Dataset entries
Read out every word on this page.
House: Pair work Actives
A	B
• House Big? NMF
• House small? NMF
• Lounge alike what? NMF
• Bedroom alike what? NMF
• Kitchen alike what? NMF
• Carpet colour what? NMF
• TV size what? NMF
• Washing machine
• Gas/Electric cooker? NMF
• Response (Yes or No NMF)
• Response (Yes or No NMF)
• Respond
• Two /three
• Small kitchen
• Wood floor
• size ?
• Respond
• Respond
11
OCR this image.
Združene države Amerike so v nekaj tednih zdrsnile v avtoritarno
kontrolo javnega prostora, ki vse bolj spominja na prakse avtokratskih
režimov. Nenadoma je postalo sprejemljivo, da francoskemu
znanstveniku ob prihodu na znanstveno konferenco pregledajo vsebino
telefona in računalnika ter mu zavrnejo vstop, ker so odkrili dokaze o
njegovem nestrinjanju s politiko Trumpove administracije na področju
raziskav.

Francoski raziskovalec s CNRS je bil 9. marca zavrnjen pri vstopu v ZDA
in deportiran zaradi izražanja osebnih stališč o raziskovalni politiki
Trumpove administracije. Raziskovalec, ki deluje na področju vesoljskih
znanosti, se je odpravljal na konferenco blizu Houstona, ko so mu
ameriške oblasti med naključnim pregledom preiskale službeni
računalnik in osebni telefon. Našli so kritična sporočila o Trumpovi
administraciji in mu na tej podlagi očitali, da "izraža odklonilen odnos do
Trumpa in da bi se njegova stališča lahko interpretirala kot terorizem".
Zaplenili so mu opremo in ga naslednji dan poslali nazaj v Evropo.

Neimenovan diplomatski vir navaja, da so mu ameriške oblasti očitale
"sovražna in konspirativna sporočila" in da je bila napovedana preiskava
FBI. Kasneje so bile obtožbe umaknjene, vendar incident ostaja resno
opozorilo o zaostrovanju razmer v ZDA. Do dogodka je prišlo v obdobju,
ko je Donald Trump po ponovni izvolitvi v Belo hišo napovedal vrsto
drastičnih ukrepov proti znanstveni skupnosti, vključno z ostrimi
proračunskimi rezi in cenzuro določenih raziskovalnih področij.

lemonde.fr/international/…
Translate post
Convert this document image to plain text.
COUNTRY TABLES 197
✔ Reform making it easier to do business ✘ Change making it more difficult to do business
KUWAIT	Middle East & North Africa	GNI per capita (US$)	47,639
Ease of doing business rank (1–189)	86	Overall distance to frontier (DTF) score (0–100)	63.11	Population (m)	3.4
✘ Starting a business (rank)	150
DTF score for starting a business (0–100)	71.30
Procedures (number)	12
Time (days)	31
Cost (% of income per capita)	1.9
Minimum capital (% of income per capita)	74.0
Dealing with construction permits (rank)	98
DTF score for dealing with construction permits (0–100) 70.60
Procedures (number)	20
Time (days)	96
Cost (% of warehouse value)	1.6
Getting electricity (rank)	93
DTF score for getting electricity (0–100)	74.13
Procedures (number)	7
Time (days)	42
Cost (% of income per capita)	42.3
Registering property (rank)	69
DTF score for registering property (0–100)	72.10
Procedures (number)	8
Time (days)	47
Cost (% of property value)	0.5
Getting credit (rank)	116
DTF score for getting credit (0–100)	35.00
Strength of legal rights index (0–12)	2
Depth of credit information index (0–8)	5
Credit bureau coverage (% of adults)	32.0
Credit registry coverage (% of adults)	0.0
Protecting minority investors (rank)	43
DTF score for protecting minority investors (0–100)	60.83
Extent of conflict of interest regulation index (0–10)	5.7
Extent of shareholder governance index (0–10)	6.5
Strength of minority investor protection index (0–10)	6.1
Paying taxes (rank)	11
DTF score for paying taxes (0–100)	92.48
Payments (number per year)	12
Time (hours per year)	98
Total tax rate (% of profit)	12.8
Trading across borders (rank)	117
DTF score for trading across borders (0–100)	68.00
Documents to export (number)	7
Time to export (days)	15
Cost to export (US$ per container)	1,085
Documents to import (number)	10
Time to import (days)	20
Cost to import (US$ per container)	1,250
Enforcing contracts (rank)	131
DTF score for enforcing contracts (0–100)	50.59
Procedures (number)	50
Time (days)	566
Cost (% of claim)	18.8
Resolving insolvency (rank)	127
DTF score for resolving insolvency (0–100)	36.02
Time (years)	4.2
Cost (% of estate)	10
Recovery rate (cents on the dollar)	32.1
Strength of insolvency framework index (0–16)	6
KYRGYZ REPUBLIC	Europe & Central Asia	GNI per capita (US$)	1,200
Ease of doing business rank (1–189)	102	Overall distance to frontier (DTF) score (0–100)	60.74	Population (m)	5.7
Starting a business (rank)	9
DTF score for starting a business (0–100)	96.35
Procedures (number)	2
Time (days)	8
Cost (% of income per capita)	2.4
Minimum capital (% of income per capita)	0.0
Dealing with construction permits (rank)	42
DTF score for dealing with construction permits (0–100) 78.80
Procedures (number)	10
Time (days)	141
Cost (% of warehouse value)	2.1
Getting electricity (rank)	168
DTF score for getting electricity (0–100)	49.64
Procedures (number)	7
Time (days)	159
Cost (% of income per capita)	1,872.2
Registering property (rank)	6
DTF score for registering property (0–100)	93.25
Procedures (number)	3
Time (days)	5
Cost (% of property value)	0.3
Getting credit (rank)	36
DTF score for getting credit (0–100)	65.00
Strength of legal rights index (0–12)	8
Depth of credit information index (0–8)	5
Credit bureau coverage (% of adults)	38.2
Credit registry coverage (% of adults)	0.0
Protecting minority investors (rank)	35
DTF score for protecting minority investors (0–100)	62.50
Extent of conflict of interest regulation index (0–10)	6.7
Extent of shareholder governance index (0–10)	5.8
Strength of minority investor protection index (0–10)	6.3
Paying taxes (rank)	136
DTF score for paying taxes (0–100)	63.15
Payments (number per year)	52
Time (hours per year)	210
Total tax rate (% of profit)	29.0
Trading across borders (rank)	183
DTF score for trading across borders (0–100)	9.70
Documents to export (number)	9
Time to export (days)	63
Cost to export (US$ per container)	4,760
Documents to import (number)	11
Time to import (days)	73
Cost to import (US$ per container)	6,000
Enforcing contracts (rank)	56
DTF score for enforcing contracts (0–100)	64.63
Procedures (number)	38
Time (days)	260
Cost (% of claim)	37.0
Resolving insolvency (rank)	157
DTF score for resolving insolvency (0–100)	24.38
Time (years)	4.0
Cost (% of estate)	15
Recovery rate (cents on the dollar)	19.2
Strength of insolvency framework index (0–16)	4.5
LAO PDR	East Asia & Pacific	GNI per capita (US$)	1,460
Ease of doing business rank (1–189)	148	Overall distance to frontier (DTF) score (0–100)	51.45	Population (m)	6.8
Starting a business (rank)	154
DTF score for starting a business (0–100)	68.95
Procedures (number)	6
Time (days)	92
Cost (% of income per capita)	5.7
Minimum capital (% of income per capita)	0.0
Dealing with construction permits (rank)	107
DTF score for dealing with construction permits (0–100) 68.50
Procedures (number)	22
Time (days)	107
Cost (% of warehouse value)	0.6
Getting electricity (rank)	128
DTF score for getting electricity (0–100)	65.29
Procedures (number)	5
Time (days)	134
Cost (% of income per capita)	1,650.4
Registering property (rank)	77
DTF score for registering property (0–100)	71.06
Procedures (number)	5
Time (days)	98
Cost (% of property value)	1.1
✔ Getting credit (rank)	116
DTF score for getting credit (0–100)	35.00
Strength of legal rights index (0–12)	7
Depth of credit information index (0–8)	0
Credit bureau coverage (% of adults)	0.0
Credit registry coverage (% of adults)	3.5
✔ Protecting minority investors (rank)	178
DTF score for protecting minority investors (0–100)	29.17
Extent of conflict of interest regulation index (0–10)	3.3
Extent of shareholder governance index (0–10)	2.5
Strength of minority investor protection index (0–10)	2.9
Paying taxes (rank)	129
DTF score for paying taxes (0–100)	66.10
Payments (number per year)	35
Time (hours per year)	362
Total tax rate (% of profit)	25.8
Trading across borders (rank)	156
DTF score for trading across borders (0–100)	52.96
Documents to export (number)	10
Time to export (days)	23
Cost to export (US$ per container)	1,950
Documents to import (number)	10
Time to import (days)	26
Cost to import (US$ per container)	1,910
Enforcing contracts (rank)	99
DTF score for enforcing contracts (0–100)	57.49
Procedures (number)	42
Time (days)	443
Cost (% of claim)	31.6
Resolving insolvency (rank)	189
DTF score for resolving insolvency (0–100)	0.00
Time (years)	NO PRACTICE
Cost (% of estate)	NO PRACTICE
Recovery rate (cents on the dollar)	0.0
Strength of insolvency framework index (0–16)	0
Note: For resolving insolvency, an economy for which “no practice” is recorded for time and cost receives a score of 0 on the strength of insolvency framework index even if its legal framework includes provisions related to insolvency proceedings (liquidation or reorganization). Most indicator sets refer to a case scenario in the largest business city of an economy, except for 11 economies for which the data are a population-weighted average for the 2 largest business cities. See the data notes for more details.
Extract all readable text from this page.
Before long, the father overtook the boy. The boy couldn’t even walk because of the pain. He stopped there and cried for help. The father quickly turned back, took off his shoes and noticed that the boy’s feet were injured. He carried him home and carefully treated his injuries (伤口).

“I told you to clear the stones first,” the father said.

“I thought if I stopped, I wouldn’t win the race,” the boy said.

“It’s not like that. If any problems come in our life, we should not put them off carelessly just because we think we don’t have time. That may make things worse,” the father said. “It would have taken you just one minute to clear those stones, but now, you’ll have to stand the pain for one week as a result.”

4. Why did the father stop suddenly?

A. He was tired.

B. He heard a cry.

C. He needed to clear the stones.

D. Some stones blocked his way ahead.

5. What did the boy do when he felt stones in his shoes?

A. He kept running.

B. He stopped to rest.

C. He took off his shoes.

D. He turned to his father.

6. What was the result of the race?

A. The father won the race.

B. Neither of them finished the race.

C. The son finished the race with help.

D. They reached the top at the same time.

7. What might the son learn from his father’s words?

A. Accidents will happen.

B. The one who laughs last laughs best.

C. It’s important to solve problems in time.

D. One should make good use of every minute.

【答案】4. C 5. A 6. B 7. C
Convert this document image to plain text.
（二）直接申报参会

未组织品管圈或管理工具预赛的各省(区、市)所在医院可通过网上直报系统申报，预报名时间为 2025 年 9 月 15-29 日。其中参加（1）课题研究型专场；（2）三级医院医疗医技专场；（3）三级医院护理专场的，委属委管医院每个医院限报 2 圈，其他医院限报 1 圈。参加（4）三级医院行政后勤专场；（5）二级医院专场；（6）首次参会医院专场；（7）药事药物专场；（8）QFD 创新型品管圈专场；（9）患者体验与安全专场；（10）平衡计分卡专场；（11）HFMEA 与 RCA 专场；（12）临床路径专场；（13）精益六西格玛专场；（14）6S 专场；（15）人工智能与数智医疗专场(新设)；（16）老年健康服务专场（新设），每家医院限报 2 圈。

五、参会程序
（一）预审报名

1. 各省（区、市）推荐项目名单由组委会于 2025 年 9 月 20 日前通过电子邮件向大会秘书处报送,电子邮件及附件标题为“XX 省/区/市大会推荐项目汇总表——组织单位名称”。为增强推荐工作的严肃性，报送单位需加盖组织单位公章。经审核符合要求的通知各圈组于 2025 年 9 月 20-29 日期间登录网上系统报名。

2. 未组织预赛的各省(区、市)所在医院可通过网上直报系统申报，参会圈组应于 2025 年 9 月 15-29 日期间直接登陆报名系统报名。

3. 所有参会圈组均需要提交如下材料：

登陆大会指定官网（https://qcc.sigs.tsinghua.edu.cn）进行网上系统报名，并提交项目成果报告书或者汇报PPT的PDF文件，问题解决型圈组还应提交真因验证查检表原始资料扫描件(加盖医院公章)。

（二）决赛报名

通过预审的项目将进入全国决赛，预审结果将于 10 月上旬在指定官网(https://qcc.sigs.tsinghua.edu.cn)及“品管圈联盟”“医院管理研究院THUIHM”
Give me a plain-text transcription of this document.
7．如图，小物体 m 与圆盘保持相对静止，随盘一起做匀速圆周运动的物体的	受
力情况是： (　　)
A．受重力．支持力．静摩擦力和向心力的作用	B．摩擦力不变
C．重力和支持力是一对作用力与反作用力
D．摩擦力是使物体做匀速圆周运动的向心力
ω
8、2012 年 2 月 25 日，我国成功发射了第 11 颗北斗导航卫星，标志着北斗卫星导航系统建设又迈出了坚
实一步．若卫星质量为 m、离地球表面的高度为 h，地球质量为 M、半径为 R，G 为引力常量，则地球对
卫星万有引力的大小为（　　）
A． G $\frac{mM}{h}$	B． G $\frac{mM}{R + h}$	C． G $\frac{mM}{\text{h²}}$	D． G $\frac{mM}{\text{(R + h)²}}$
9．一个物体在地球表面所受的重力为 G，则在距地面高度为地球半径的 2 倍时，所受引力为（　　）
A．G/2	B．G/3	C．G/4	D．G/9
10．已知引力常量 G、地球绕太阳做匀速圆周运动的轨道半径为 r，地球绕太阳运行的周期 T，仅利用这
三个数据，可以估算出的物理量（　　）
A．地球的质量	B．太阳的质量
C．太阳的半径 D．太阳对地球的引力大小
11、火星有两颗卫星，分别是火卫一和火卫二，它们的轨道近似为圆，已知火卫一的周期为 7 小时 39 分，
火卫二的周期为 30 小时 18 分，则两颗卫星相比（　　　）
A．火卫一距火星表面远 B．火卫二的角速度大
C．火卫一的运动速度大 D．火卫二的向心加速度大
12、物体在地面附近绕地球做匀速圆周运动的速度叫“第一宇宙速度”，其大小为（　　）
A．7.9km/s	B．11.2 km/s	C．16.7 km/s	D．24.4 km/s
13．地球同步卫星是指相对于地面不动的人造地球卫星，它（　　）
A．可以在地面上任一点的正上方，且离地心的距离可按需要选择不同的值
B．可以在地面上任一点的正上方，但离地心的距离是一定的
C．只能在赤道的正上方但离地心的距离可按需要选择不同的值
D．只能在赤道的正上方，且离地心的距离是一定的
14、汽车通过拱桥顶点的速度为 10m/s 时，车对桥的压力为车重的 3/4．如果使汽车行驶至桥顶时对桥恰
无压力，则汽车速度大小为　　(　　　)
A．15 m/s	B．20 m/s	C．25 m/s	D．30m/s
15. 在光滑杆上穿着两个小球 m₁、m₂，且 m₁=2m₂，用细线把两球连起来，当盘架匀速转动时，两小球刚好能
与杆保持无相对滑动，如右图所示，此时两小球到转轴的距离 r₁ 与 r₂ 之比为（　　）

-- Task goal --
Look above for the line containing "Give me a plain-text"; copy from it through the last line, exactly, and nothing more.

-- Answer to the task --
Give me a plain-text transcription of this document.
7．如图，小物体 m 与圆盘保持相对静止，随盘一起做匀速圆周运动的物体的	受
力情况是： (　　)
A．受重力．支持力．静摩擦力和向心力的作用	B．摩擦力不变
C．重力和支持力是一对作用力与反作用力
D．摩擦力是使物体做匀速圆周运动的向心力
ω
8、2012 年 2 月 25 日，我国成功发射了第 11 颗北斗导航卫星，标志着北斗卫星导航系统建设又迈出了坚
实一步．若卫星质量为 m、离地球表面的高度为 h，地球质量为 M、半径为 R，G 为引力常量，则地球对
卫星万有引力的大小为（　　）
A． G $\frac{mM}{h}$	B． G $\frac{mM}{R + h}$	C． G $\frac{mM}{\text{h²}}$	D． G $\frac{mM}{\text{(R + h)²}}$
9．一个物体在地球表面所受的重力为 G，则在距地面高度为地球半径的 2 倍时，所受引力为（　　）
A．G/2	B．G/3	C．G/4	D．G/9
10．已知引力常量 G、地球绕太阳做匀速圆周运动的轨道半径为 r，地球绕太阳运行的周期 T，仅利用这
三个数据，可以估算出的物理量（　　）
A．地球的质量	B．太阳的质量
C．太阳的半径 D．太阳对地球的引力大小
11、火星有两颗卫星，分别是火卫一和火卫二，它们的轨道近似为圆，已知火卫一的周期为 7 小时 39 分，
火卫二的周期为 30 小时 18 分，则两颗卫星相比（　　　）
A．火卫一距火星表面远 B．火卫二的角速度大
C．火卫一的运动速度大 D．火卫二的向心加速度大
12、物体在地面附近绕地球做匀速圆周运动的速度叫“第一宇宙速度”，其大小为（　　）
A．7.9km/s	B．11.2 km/s	C．16.7 km/s	D．24.4 km/s
13．地球同步卫星是指相对于地面不动的人造地球卫星，它（　　）
A．可以在地面上任一点的正上方，且离地心的距离可按需要选择不同的值
B．可以在地面上任一点的正上方，但离地心的距离是一定的
C．只能在赤道的正上方但离地心的距离可按需要选择不同的值
D．只能在赤道的正上方，且离地心的距离是一定的
14、汽车通过拱桥顶点的速度为 10m/s 时，车对桥的压力为车重的 3/4．如果使汽车行驶至桥顶时对桥恰
无压力，则汽车速度大小为　　(　　　)
A．15 m/s	B．20 m/s	C．25 m/s	D．30m/s
15. 在光滑杆上穿着两个小球 m₁、m₂，且 m₁=2m₂，用细线把两球连起来，当盘架匀速转动时，两小球刚好能
与杆保持无相对滑动，如右图所示，此时两小球到转轴的距离 r₁ 与 r₂ 之比为（　　）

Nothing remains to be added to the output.